→ Short exercise
Give the material once more, word for word, without any images.

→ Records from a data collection
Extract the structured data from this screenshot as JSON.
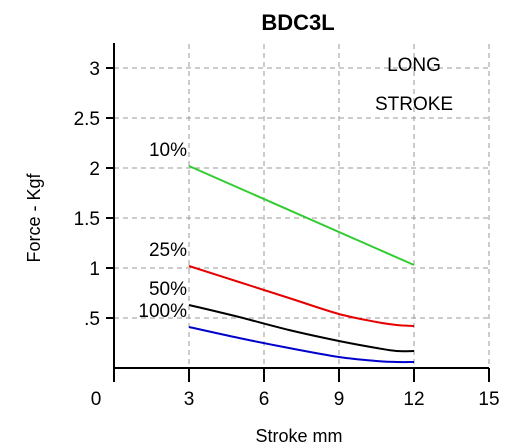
{
  "chart_data": {
    "type": "line",
    "title": "BDC3L",
    "xlabel": "Stroke mm",
    "ylabel": "Force - Kgf",
    "xlim": [
      0,
      15
    ],
    "ylim": [
      0,
      3
    ],
    "xticks": [
      0,
      3,
      6,
      9,
      12,
      15
    ],
    "xtick_labels": [
      "0",
      "3",
      "6",
      "9",
      "12",
      "15"
    ],
    "yticks": [
      0.5,
      1,
      1.5,
      2,
      2.5,
      3
    ],
    "ytick_labels": [
      ".5",
      "1",
      "1.5",
      "2",
      "2.5",
      "3"
    ],
    "grid": "dashed",
    "annotation": [
      "LONG",
      "STROKE"
    ],
    "series": [
      {
        "name": "10%",
        "color": "#33cc33",
        "x": [
          3,
          12
        ],
        "y": [
          2.02,
          1.03
        ]
      },
      {
        "name": "25%",
        "color": "#e60000",
        "x": [
          3,
          5,
          7,
          9,
          10.5,
          11.3,
          12
        ],
        "y": [
          1.02,
          0.86,
          0.7,
          0.54,
          0.46,
          0.43,
          0.42
        ]
      },
      {
        "name": "50%",
        "color": "#000000",
        "x": [
          3,
          5,
          7,
          9,
          10.5,
          11.3,
          12
        ],
        "y": [
          0.63,
          0.51,
          0.38,
          0.27,
          0.2,
          0.17,
          0.17
        ]
      },
      {
        "name": "100%",
        "color": "#0000cc",
        "x": [
          3,
          5,
          7,
          9,
          10.5,
          11.3,
          12
        ],
        "y": [
          0.41,
          0.3,
          0.2,
          0.11,
          0.07,
          0.06,
          0.06
        ]
      }
    ]
  }
}
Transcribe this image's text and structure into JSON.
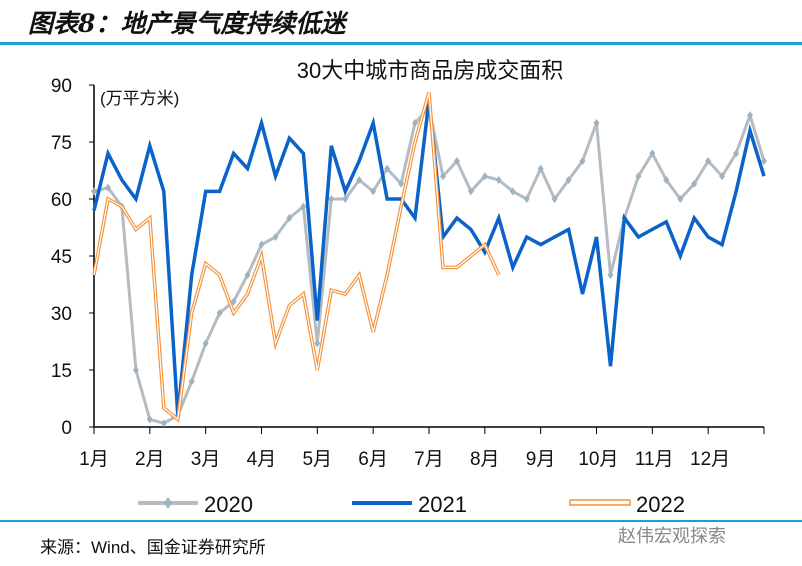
{
  "figure_title": "图表8：地产景气度持续低迷",
  "source": "来源：Wind、国金证券研究所",
  "watermark": "赵伟宏观探索",
  "colors": {
    "s2020": "#b4bcc2",
    "s2020_marker": "#9fb3bf",
    "s2021": "#0b63c9",
    "s2022": "#f5913a",
    "rule": "#1aa1d6"
  },
  "chart_data": {
    "type": "line",
    "title": "30大中城市商品房成交面积",
    "ylabel": "(万平方米)",
    "xlabel": "",
    "ylim": [
      0,
      90
    ],
    "yticks": [
      0,
      15,
      30,
      45,
      60,
      75,
      90
    ],
    "xlim": [
      0,
      12
    ],
    "xtick_labels": [
      "1月",
      "2月",
      "3月",
      "4月",
      "5月",
      "6月",
      "7月",
      "8月",
      "9月",
      "10月",
      "11月",
      "12月"
    ],
    "x_step_months": 0.25,
    "legend_position": "bottom",
    "series": [
      {
        "name": "2020",
        "values": [
          62,
          63,
          58,
          15,
          2,
          1,
          3,
          12,
          22,
          30,
          33,
          40,
          48,
          50,
          55,
          58,
          22,
          60,
          60,
          65,
          62,
          68,
          64,
          80,
          84,
          66,
          70,
          62,
          66,
          65,
          62,
          60,
          68,
          60,
          65,
          70,
          80,
          40,
          55,
          66,
          72,
          65,
          60,
          64,
          70,
          66,
          72,
          82,
          70
        ]
      },
      {
        "name": "2021",
        "values": [
          57,
          72,
          65,
          60,
          74,
          62,
          3,
          40,
          62,
          62,
          72,
          68,
          80,
          66,
          76,
          72,
          28,
          74,
          62,
          70,
          80,
          60,
          60,
          55,
          86,
          50,
          55,
          52,
          46,
          55,
          42,
          50,
          48,
          50,
          52,
          35,
          50,
          16,
          55,
          50,
          52,
          54,
          45,
          55,
          50,
          48,
          62,
          78,
          66
        ]
      },
      {
        "name": "2022",
        "values": [
          40,
          60,
          58,
          52,
          55,
          5,
          2,
          30,
          43,
          40,
          30,
          35,
          45,
          22,
          32,
          35,
          15,
          36,
          35,
          40,
          25,
          40,
          58,
          75,
          88,
          42,
          42,
          45,
          48,
          40
        ]
      }
    ]
  }
}
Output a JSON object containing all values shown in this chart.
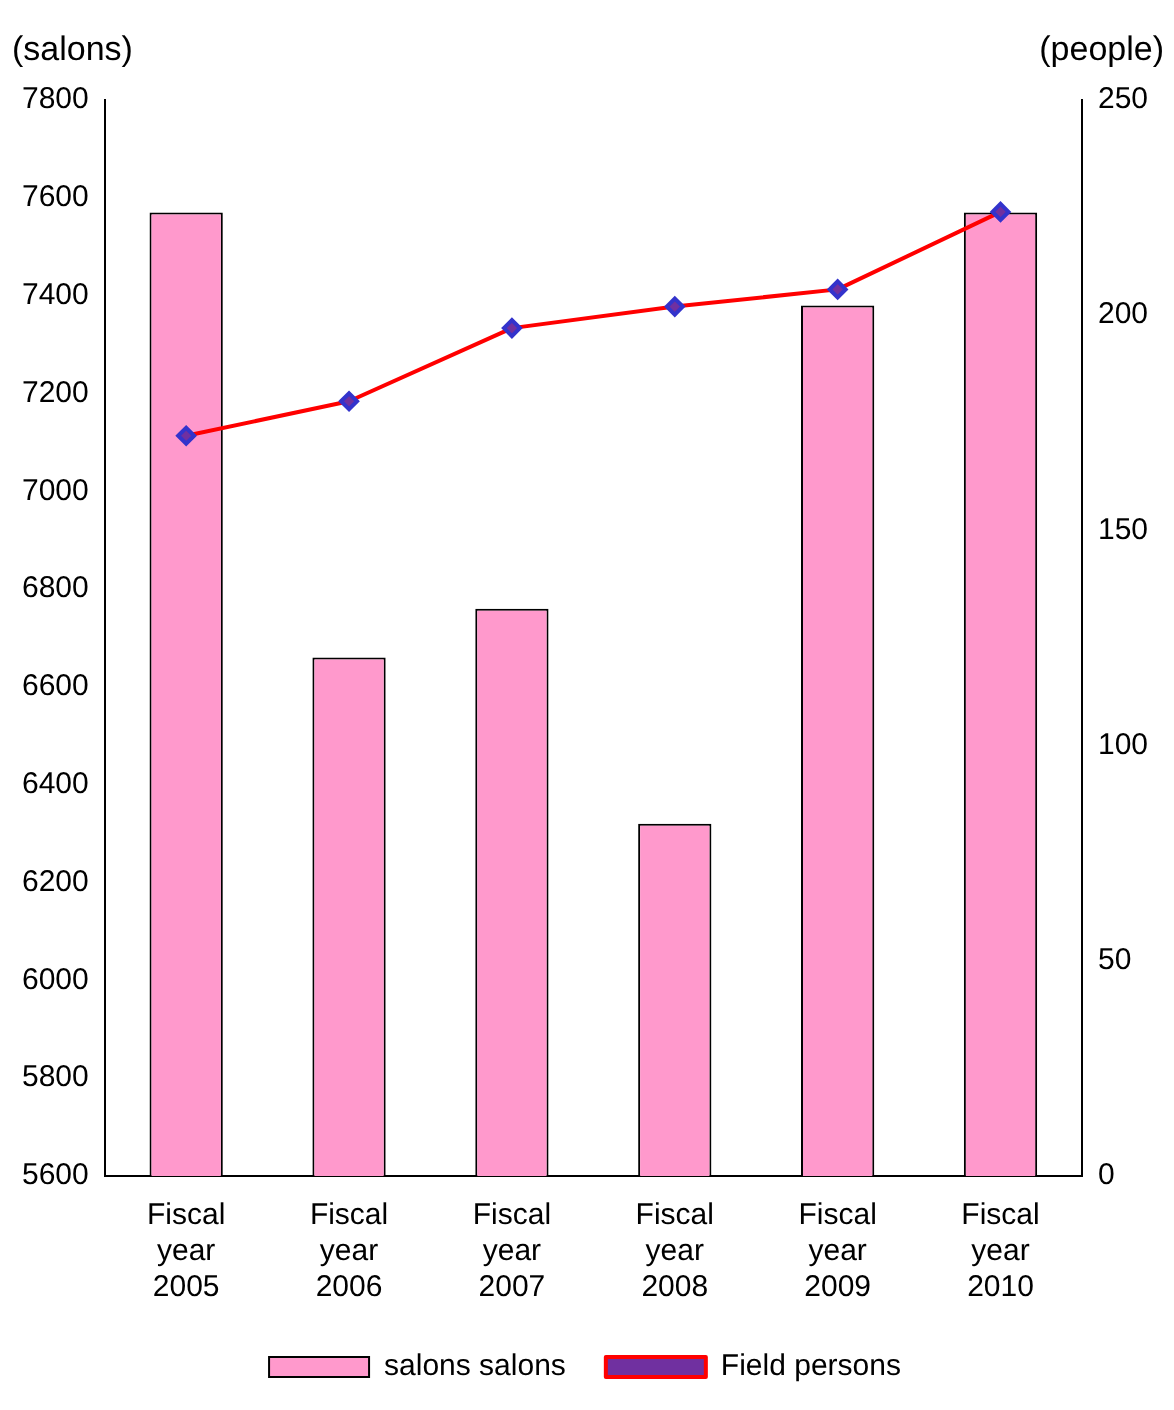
{
  "chart_data": {
    "type": "bar",
    "ylabel": "(salons)",
    "y2label": "(people)",
    "categories": [
      "Fiscal year 2005",
      "Fiscal year 2006",
      "Fiscal year 2007",
      "Fiscal year 2008",
      "Fiscal year 2009",
      "Fiscal year 2010"
    ],
    "series": [
      {
        "name": "salons salons",
        "color": "#ff99cc",
        "values": [
          7570,
          6660,
          6760,
          6320,
          7380,
          7570
        ]
      },
      {
        "name": "Field persons",
        "type": "line",
        "axis": "y2",
        "color": "#ff0000",
        "values": [
          172,
          180,
          197,
          202,
          206,
          224
        ]
      }
    ],
    "ylim": [
      5600,
      7800
    ],
    "yticks": [
      5600,
      5800,
      6000,
      6200,
      6400,
      6600,
      6800,
      7000,
      7200,
      7400,
      7600,
      7800
    ],
    "y2lim": [
      0,
      250
    ],
    "y2ticks": [
      0,
      50,
      100,
      150,
      200,
      250
    ],
    "grid": false,
    "legend": "bottom",
    "marker": "diamond",
    "line_style": "solid"
  }
}
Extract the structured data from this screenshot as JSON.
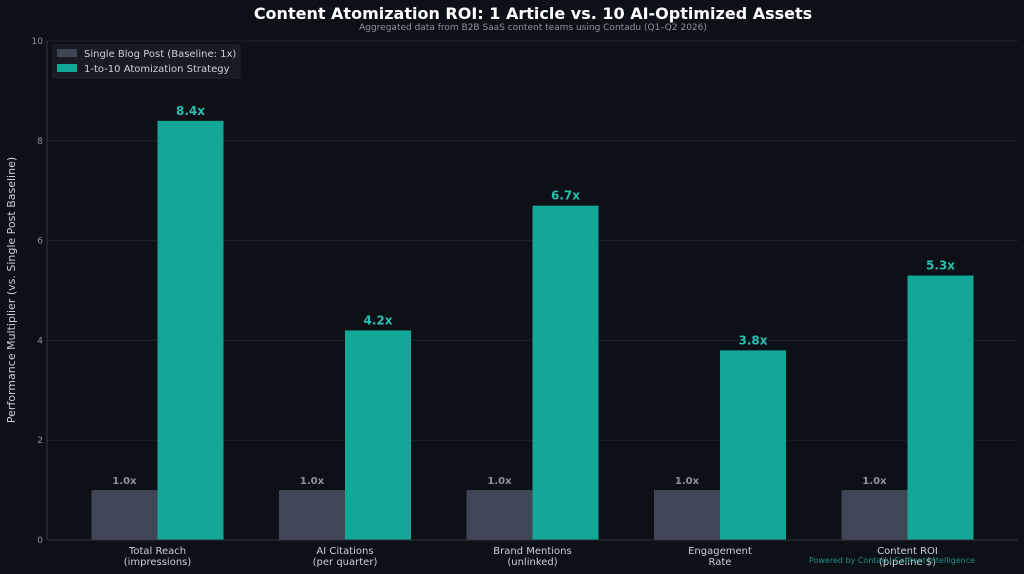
{
  "chart_data": {
    "type": "bar",
    "title": "Content Atomization ROI: 1 Article vs. 10 AI-Optimized Assets",
    "subtitle": "Aggregated data from B2B SaaS content teams using Contadu (Q1–Q2 2026)",
    "ylabel": "Performance Multiplier (vs. Single Post Baseline)",
    "xlabel": "",
    "ylim": [
      0,
      10
    ],
    "yticks": [
      "0",
      "2",
      "4",
      "6",
      "8",
      "10"
    ],
    "grid": true,
    "legend_position": "top-left",
    "categories": [
      [
        "Total Reach",
        "(impressions)"
      ],
      [
        "AI Citations",
        "(per quarter)"
      ],
      [
        "Brand Mentions",
        "(unlinked)"
      ],
      [
        "Engagement",
        "Rate"
      ],
      [
        "Content ROI",
        "(pipeline $)"
      ]
    ],
    "series": [
      {
        "name": "Single Blog Post (Baseline: 1x)",
        "values": [
          1.0,
          1.0,
          1.0,
          1.0,
          1.0
        ],
        "labels": [
          "1.0x",
          "1.0x",
          "1.0x",
          "1.0x",
          "1.0x"
        ],
        "color": "#3f4756"
      },
      {
        "name": "1-to-10 Atomization Strategy",
        "values": [
          8.4,
          4.2,
          6.7,
          3.8,
          5.3
        ],
        "labels": [
          "8.4x",
          "4.2x",
          "6.7x",
          "3.8x",
          "5.3x"
        ],
        "color": "#12a797"
      }
    ],
    "footer": "Powered by Contadu Content Intelligence"
  },
  "colors": {
    "background": "#0d1017",
    "grid": "#1c222c",
    "axis": "#30363d",
    "label_accent": "#2bbfae",
    "footer": "#1f8f84"
  }
}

→ Solution to this task
Extract the structured data from this screenshot as JSON.
{
  "chart_data": {
    "type": "line",
    "title": "BDC3L",
    "xlabel": "Stroke mm",
    "ylabel": "Force - Kgf",
    "xlim": [
      0,
      15
    ],
    "ylim": [
      0,
      3
    ],
    "xticks": [
      0,
      3,
      6,
      9,
      12,
      15
    ],
    "xtick_labels": [
      "0",
      "3",
      "6",
      "9",
      "12",
      "15"
    ],
    "yticks": [
      0.5,
      1,
      1.5,
      2,
      2.5,
      3
    ],
    "ytick_labels": [
      ".5",
      "1",
      "1.5",
      "2",
      "2.5",
      "3"
    ],
    "grid": "dashed",
    "annotation": [
      "LONG",
      "STROKE"
    ],
    "series": [
      {
        "name": "10%",
        "color": "#33cc33",
        "x": [
          3,
          12
        ],
        "y": [
          2.02,
          1.03
        ]
      },
      {
        "name": "25%",
        "color": "#e60000",
        "x": [
          3,
          5,
          7,
          9,
          10.5,
          11.3,
          12
        ],
        "y": [
          1.02,
          0.86,
          0.7,
          0.54,
          0.46,
          0.43,
          0.42
        ]
      },
      {
        "name": "50%",
        "color": "#000000",
        "x": [
          3,
          5,
          7,
          9,
          10.5,
          11.3,
          12
        ],
        "y": [
          0.63,
          0.51,
          0.38,
          0.27,
          0.2,
          0.17,
          0.17
        ]
      },
      {
        "name": "100%",
        "color": "#0000cc",
        "x": [
          3,
          5,
          7,
          9,
          10.5,
          11.3,
          12
        ],
        "y": [
          0.41,
          0.3,
          0.2,
          0.11,
          0.07,
          0.06,
          0.06
        ]
      }
    ]
  }
}
Transcribe this image's text and structure into JSON.
{
  "figure_title": "图表8：地产景气度持续低迷",
  "source": "来源：Wind、国金证券研究所",
  "watermark": "赵伟宏观探索",
  "colors": {
    "s2020": "#b4bcc2",
    "s2020_marker": "#9fb3bf",
    "s2021": "#0b63c9",
    "s2022": "#f5913a",
    "rule": "#1aa1d6"
  },
  "chart_data": {
    "type": "line",
    "title": "30大中城市商品房成交面积",
    "ylabel": "(万平方米)",
    "xlabel": "",
    "ylim": [
      0,
      90
    ],
    "yticks": [
      0,
      15,
      30,
      45,
      60,
      75,
      90
    ],
    "xlim": [
      0,
      12
    ],
    "xtick_labels": [
      "1月",
      "2月",
      "3月",
      "4月",
      "5月",
      "6月",
      "7月",
      "8月",
      "9月",
      "10月",
      "11月",
      "12月"
    ],
    "x_step_months": 0.25,
    "legend_position": "bottom",
    "series": [
      {
        "name": "2020",
        "values": [
          62,
          63,
          58,
          15,
          2,
          1,
          3,
          12,
          22,
          30,
          33,
          40,
          48,
          50,
          55,
          58,
          22,
          60,
          60,
          65,
          62,
          68,
          64,
          80,
          84,
          66,
          70,
          62,
          66,
          65,
          62,
          60,
          68,
          60,
          65,
          70,
          80,
          40,
          55,
          66,
          72,
          65,
          60,
          64,
          70,
          66,
          72,
          82,
          70
        ]
      },
      {
        "name": "2021",
        "values": [
          57,
          72,
          65,
          60,
          74,
          62,
          3,
          40,
          62,
          62,
          72,
          68,
          80,
          66,
          76,
          72,
          28,
          74,
          62,
          70,
          80,
          60,
          60,
          55,
          86,
          50,
          55,
          52,
          46,
          55,
          42,
          50,
          48,
          50,
          52,
          35,
          50,
          16,
          55,
          50,
          52,
          54,
          45,
          55,
          50,
          48,
          62,
          78,
          66
        ]
      },
      {
        "name": "2022",
        "values": [
          40,
          60,
          58,
          52,
          55,
          5,
          2,
          30,
          43,
          40,
          30,
          35,
          45,
          22,
          32,
          35,
          15,
          36,
          35,
          40,
          25,
          40,
          58,
          75,
          88,
          42,
          42,
          45,
          48,
          40
        ]
      }
    ]
  }
}
Output a JSON object containing all values shown in this chart.
{
  "chart_data": {
    "type": "bar",
    "ylabel": "(salons)",
    "y2label": "(people)",
    "categories": [
      "Fiscal year 2005",
      "Fiscal year 2006",
      "Fiscal year 2007",
      "Fiscal year 2008",
      "Fiscal year 2009",
      "Fiscal year 2010"
    ],
    "series": [
      {
        "name": "salons salons",
        "color": "#ff99cc",
        "values": [
          7570,
          6660,
          6760,
          6320,
          7380,
          7570
        ]
      },
      {
        "name": "Field persons",
        "type": "line",
        "axis": "y2",
        "color": "#ff0000",
        "values": [
          172,
          180,
          197,
          202,
          206,
          224
        ]
      }
    ],
    "ylim": [
      5600,
      7800
    ],
    "yticks": [
      5600,
      5800,
      6000,
      6200,
      6400,
      6600,
      6800,
      7000,
      7200,
      7400,
      7600,
      7800
    ],
    "y2lim": [
      0,
      250
    ],
    "y2ticks": [
      0,
      50,
      100,
      150,
      200,
      250
    ],
    "grid": false,
    "legend": "bottom",
    "marker": "diamond",
    "line_style": "solid"
  }
}
Extract the structured data from this screenshot as JSON.
{
  "chart_data": {
    "type": "bar",
    "title": "Content Atomization ROI: 1 Article vs. 10 AI-Optimized Assets",
    "subtitle": "Aggregated data from B2B SaaS content teams using Contadu (Q1–Q2 2026)",
    "ylabel": "Performance Multiplier (vs. Single Post Baseline)",
    "xlabel": "",
    "ylim": [
      0,
      10
    ],
    "yticks": [
      "0",
      "2",
      "4",
      "6",
      "8",
      "10"
    ],
    "grid": true,
    "legend_position": "top-left",
    "categories": [
      [
        "Total Reach",
        "(impressions)"
      ],
      [
        "AI Citations",
        "(per quarter)"
      ],
      [
        "Brand Mentions",
        "(unlinked)"
      ],
      [
        "Engagement",
        "Rate"
      ],
      [
        "Content ROI",
        "(pipeline $)"
      ]
    ],
    "series": [
      {
        "name": "Single Blog Post (Baseline: 1x)",
        "values": [
          1.0,
          1.0,
          1.0,
          1.0,
          1.0
        ],
        "labels": [
          "1.0x",
          "1.0x",
          "1.0x",
          "1.0x",
          "1.0x"
        ],
        "color": "#3f4756"
      },
      {
        "name": "1-to-10 Atomization Strategy",
        "values": [
          8.4,
          4.2,
          6.7,
          3.8,
          5.3
        ],
        "labels": [
          "8.4x",
          "4.2x",
          "6.7x",
          "3.8x",
          "5.3x"
        ],
        "color": "#12a797"
      }
    ],
    "footer": "Powered by Contadu Content Intelligence"
  },
  "colors": {
    "background": "#0d1017",
    "grid": "#1c222c",
    "axis": "#30363d",
    "label_accent": "#2bbfae",
    "footer": "#1f8f84"
  }
}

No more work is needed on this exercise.